[Start of section]
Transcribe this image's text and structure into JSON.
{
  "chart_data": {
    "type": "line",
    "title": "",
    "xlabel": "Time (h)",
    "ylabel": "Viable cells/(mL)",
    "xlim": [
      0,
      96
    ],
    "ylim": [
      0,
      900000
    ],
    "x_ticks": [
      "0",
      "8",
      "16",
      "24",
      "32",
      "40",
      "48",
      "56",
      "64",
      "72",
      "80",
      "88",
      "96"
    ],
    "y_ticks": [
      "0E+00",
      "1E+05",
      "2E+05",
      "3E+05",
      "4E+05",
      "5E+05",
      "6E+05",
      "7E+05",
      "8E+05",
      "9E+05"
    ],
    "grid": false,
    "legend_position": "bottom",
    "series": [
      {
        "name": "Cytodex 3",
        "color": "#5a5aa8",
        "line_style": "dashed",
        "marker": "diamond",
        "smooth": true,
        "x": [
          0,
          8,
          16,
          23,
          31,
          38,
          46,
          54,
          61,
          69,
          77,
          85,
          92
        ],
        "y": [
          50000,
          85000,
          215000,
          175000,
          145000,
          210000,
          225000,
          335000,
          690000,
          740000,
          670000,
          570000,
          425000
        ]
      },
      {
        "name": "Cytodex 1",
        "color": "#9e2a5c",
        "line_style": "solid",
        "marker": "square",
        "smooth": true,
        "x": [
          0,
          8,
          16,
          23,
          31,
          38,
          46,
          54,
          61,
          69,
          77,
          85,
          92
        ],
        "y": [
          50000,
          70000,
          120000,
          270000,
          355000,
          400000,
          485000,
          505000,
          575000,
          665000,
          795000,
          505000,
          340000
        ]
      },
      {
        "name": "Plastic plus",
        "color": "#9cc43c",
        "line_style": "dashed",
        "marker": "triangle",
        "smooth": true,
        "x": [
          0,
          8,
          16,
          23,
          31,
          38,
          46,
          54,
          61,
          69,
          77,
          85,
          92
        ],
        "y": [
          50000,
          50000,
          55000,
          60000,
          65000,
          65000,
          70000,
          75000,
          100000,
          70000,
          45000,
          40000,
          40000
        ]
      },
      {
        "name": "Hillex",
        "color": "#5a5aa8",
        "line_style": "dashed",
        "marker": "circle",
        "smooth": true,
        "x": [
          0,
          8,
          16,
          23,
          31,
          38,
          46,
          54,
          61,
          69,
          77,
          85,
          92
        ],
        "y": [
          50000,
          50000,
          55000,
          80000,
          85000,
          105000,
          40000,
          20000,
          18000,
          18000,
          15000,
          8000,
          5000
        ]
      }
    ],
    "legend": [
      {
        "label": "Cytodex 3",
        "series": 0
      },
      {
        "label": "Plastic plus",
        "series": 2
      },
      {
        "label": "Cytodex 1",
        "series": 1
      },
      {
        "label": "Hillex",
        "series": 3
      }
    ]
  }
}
[End of section]
GOAL OF THE EXERCISE: When a line in the data contains "marker", return it as written.

TASK RESPONSE:
        "marker": "diamond",
        "marker": "square",
        "marker": "triangle",
        "marker": "circle",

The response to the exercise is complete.